• [Objective]: Report all lines holding "through".
* START Working data *
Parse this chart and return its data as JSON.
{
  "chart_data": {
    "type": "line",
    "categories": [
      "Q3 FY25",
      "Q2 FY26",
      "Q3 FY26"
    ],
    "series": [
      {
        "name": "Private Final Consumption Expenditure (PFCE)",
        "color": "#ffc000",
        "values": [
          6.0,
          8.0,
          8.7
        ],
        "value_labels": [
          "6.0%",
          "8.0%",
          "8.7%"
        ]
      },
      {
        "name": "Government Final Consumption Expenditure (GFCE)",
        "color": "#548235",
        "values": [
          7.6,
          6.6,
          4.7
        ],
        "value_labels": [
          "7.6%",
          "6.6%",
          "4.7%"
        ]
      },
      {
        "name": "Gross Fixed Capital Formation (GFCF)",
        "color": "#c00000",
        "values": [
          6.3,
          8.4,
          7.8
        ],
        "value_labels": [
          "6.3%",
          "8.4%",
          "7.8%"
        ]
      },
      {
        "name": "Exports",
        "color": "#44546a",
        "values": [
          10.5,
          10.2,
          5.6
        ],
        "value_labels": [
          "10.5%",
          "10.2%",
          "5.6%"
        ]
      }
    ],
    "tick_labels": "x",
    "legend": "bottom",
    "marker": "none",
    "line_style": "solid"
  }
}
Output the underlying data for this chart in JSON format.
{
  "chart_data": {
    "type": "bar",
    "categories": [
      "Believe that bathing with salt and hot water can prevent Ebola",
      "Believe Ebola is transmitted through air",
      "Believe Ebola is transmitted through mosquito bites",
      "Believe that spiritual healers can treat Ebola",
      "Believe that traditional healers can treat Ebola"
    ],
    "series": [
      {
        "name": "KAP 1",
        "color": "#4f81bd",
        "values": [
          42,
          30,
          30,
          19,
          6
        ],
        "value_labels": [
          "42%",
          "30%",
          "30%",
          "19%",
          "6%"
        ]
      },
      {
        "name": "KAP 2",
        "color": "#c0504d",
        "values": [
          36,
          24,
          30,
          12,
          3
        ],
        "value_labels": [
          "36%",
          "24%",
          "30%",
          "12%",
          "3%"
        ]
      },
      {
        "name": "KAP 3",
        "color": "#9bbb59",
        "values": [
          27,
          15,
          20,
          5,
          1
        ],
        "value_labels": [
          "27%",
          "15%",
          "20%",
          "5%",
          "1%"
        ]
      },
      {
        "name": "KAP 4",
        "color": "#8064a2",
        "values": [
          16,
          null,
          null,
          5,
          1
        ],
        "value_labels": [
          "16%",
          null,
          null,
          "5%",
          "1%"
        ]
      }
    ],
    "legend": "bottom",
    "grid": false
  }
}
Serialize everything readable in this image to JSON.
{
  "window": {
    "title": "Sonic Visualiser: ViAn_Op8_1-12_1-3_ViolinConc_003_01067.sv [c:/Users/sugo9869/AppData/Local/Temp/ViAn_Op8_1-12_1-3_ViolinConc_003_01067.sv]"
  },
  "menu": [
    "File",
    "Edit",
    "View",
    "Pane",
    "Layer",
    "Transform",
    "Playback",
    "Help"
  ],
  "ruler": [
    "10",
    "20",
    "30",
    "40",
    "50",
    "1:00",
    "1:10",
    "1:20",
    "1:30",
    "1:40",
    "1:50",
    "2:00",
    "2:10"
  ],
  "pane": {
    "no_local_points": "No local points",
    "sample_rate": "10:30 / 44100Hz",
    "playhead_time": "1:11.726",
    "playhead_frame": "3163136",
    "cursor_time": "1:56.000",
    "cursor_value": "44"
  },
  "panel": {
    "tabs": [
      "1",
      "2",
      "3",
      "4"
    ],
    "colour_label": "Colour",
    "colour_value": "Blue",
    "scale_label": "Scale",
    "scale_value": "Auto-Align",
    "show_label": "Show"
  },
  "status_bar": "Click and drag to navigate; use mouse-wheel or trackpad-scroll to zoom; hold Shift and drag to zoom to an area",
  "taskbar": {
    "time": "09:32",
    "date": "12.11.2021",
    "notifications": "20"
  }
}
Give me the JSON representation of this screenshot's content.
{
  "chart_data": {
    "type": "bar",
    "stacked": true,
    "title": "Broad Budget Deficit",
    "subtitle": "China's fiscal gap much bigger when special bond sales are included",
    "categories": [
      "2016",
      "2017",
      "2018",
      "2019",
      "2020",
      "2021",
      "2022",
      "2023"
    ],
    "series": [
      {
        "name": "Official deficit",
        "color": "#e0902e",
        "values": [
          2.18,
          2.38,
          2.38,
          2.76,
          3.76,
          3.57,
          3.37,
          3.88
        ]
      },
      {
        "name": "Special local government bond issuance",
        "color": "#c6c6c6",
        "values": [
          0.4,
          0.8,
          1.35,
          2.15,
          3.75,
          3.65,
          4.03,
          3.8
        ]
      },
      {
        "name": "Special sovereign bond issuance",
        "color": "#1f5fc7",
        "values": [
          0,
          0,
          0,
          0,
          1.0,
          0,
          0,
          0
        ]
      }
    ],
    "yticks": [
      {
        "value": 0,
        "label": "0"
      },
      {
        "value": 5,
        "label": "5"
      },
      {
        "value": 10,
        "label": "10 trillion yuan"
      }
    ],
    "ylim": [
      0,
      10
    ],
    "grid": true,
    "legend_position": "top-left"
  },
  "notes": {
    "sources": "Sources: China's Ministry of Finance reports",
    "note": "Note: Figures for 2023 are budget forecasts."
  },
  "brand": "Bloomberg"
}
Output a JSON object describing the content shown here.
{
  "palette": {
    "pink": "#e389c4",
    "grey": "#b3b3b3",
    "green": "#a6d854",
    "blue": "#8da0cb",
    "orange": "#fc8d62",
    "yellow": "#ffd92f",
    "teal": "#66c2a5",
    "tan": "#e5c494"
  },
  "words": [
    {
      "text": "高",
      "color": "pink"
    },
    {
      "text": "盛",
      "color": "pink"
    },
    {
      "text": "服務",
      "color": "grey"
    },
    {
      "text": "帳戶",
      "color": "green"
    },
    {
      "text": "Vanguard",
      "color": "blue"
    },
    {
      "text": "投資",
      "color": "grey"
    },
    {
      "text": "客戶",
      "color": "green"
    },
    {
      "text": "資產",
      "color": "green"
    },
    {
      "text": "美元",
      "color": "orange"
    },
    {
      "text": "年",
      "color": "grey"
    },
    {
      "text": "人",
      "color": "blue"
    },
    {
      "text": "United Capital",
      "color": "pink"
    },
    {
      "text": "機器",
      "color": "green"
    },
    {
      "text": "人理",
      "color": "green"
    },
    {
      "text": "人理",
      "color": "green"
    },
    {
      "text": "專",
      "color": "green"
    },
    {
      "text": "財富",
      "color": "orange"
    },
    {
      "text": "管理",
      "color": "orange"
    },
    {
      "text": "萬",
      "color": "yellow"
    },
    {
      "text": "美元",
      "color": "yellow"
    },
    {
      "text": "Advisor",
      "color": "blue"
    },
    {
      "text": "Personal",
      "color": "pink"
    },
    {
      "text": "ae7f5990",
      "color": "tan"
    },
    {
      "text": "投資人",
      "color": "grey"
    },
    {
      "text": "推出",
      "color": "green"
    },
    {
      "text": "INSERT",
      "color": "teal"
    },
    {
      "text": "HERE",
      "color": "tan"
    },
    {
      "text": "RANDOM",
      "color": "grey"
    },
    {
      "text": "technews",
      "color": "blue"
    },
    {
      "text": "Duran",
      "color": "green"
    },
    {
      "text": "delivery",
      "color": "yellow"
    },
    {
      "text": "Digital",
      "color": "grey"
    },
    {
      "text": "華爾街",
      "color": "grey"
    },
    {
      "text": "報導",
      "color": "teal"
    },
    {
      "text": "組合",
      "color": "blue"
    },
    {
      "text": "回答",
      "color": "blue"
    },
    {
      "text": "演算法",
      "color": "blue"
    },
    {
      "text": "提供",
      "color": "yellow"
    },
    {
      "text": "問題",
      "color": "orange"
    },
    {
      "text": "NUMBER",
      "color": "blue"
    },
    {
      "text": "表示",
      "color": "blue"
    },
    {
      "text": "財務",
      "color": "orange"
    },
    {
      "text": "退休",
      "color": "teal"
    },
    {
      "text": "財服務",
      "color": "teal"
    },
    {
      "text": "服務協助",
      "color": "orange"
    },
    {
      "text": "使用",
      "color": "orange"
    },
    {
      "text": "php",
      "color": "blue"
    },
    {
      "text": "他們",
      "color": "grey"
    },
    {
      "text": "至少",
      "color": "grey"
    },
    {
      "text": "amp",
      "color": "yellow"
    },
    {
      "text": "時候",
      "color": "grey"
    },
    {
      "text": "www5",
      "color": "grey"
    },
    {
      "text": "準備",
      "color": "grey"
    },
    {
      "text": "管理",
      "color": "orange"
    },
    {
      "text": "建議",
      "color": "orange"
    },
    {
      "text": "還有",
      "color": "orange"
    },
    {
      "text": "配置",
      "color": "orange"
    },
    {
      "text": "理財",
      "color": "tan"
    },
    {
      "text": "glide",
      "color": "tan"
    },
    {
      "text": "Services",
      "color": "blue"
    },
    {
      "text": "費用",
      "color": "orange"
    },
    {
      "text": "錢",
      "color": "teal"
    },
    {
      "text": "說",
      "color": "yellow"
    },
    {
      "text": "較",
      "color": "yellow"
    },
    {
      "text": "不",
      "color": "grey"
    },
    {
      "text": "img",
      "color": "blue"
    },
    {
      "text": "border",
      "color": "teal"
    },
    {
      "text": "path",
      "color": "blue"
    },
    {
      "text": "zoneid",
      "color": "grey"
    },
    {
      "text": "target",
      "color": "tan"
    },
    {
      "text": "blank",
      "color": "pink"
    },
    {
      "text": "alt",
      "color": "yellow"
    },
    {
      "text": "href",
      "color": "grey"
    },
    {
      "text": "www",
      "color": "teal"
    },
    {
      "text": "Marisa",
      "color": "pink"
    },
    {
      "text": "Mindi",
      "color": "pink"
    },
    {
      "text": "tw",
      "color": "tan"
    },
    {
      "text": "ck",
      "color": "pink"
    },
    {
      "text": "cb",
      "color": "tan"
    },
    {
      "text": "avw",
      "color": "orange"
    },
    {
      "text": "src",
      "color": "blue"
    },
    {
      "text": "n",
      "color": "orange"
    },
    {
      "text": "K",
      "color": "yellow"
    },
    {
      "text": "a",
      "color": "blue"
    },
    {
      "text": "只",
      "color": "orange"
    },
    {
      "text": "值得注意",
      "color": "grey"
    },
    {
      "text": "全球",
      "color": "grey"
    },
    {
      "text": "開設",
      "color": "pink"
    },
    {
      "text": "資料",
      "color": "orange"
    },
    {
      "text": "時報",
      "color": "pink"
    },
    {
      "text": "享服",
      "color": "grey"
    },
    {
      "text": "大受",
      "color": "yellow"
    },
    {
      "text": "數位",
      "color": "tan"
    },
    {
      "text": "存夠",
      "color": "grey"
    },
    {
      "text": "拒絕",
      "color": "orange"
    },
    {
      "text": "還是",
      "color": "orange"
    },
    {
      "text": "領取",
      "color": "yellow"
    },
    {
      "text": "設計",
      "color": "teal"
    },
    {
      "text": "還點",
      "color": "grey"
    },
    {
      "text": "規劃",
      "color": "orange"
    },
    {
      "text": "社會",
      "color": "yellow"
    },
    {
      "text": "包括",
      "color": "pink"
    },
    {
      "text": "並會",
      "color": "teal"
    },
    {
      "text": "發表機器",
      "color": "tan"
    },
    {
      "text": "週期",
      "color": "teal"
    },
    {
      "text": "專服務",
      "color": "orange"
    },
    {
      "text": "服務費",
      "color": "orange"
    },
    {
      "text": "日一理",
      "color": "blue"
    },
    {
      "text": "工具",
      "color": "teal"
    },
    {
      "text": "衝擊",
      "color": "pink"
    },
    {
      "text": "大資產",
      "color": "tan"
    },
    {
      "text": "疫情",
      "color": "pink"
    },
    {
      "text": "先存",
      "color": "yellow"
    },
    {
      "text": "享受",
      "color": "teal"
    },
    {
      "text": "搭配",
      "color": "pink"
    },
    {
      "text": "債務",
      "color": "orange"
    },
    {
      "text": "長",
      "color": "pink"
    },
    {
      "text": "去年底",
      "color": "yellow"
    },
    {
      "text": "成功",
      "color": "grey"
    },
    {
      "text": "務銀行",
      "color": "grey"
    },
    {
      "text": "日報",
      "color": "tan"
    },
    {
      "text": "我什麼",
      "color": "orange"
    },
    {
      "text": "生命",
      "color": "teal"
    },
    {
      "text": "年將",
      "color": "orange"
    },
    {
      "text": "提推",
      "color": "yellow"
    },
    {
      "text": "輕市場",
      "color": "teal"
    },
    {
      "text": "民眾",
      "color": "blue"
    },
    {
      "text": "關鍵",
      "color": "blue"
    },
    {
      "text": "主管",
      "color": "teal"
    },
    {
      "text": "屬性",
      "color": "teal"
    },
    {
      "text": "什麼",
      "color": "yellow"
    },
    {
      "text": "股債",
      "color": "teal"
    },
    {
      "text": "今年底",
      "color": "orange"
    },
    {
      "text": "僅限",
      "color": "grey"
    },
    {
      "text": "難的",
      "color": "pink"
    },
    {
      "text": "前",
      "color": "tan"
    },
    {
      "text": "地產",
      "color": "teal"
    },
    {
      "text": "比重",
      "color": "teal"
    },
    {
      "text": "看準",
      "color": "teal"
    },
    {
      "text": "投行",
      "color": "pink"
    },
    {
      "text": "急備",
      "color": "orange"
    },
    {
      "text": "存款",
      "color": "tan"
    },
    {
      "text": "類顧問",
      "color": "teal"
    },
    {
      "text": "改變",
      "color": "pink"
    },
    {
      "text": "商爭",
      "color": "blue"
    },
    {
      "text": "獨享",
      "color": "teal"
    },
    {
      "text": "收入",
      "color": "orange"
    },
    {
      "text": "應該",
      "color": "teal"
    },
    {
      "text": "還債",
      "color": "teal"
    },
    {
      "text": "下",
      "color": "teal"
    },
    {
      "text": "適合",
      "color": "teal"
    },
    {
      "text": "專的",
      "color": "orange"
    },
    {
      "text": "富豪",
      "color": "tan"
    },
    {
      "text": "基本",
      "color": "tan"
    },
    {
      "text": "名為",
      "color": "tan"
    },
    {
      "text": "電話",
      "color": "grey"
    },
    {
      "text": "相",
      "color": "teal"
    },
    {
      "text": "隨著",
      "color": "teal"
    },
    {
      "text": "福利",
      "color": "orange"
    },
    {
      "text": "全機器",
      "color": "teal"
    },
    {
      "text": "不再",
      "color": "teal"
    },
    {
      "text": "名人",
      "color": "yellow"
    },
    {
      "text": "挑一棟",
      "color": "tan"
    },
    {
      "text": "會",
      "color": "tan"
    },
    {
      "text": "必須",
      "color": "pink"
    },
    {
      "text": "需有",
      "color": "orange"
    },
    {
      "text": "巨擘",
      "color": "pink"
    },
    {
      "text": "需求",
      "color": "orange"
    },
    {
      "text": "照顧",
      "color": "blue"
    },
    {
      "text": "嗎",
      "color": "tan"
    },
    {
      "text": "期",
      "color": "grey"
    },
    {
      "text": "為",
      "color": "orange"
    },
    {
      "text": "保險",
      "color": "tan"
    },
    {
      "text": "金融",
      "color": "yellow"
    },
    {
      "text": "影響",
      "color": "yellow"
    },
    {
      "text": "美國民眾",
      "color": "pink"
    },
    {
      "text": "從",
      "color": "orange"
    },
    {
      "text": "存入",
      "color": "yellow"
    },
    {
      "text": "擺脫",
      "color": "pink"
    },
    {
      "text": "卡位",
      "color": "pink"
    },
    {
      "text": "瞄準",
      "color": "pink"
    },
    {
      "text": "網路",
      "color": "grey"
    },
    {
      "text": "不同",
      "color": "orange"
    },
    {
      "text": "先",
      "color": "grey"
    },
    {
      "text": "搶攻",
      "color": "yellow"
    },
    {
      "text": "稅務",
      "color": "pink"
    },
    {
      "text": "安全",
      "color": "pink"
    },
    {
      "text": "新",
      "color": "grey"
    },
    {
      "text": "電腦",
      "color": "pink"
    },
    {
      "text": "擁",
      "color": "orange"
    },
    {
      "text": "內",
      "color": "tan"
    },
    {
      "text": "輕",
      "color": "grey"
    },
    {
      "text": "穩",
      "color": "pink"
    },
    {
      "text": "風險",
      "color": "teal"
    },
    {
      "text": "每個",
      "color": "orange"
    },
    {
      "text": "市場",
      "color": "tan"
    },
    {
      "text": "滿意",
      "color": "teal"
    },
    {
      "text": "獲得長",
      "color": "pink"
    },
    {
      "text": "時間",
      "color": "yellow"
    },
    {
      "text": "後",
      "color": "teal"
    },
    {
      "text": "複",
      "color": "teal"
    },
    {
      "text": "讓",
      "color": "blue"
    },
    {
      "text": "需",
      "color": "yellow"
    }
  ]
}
* END Working data *
• [Worked answer]:
      "Believe Ebola is transmitted through air",
      "Believe Ebola is transmitted through mosquito bites",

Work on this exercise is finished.